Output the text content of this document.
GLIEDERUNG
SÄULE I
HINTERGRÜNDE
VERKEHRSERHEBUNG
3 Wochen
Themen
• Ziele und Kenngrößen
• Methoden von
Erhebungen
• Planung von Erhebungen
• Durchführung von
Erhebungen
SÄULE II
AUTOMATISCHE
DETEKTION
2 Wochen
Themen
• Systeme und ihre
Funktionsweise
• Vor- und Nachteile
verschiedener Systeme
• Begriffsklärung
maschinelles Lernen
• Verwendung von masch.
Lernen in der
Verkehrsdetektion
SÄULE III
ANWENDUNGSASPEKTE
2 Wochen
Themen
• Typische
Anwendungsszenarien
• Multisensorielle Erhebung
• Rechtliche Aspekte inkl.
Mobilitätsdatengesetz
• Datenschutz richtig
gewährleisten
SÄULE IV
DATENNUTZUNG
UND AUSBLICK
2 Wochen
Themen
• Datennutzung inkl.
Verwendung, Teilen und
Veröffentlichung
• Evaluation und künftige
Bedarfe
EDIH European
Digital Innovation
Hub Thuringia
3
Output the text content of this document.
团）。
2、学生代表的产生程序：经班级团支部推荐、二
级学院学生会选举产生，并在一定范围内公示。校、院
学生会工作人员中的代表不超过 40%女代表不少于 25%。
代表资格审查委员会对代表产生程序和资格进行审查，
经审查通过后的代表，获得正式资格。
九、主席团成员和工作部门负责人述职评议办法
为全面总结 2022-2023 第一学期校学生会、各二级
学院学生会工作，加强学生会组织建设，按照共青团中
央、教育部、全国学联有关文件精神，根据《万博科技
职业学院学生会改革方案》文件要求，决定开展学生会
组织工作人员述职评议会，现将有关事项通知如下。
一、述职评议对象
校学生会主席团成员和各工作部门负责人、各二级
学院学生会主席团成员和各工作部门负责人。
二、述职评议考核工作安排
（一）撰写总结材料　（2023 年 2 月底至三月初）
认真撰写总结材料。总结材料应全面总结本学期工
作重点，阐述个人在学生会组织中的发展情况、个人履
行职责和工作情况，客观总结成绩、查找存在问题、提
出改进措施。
·····
Quote the entire listing above exactly.

Solution:
Output the text content of this document.
GLIEDERUNG
SÄULE I
HINTERGRÜNDE
VERKEHRSERHEBUNG
3 Wochen
Themen
• Ziele und Kenngrößen
• Methoden von
Erhebungen
• Planung von Erhebungen
• Durchführung von
Erhebungen
SÄULE II
AUTOMATISCHE
DETEKTION
2 Wochen
Themen
• Systeme und ihre
Funktionsweise
• Vor- und Nachteile
verschiedener Systeme
• Begriffsklärung
maschinelles Lernen
• Verwendung von masch.
Lernen in der
Verkehrsdetektion
SÄULE III
ANWENDUNGSASPEKTE
2 Wochen
Themen
• Typische
Anwendungsszenarien
• Multisensorielle Erhebung
• Rechtliche Aspekte inkl.
Mobilitätsdatengesetz
• Datenschutz richtig
gewährleisten
SÄULE IV
DATENNUTZUNG
UND AUSBLICK
2 Wochen
Themen
• Datennutzung inkl.
Verwendung, Teilen und
Veröffentlichung
• Evaluation und künftige
Bedarfe
EDIH European
Digital Innovation
Hub Thuringia
3
Output the text content of this document.
团）。
2、学生代表的产生程序：经班级团支部推荐、二
级学院学生会选举产生，并在一定范围内公示。校、院
学生会工作人员中的代表不超过 40%女代表不少于 25%。
代表资格审查委员会对代表产生程序和资格进行审查，
经审查通过后的代表，获得正式资格。
九、主席团成员和工作部门负责人述职评议办法
为全面总结 2022-2023 第一学期校学生会、各二级
学院学生会工作，加强学生会组织建设，按照共青团中
央、教育部、全国学联有关文件精神，根据《万博科技
职业学院学生会改革方案》文件要求，决定开展学生会
组织工作人员述职评议会，现将有关事项通知如下。
一、述职评议对象
校学生会主席团成员和各工作部门负责人、各二级
学院学生会主席团成员和各工作部门负责人。
二、述职评议考核工作安排
（一）撰写总结材料　（2023 年 2 月底至三月初）
认真撰写总结材料。总结材料应全面总结本学期工
作重点，阐述个人在学生会组织中的发展情况、个人履
行职责和工作情况，客观总结成绩、查找存在问题、提
出改进措施。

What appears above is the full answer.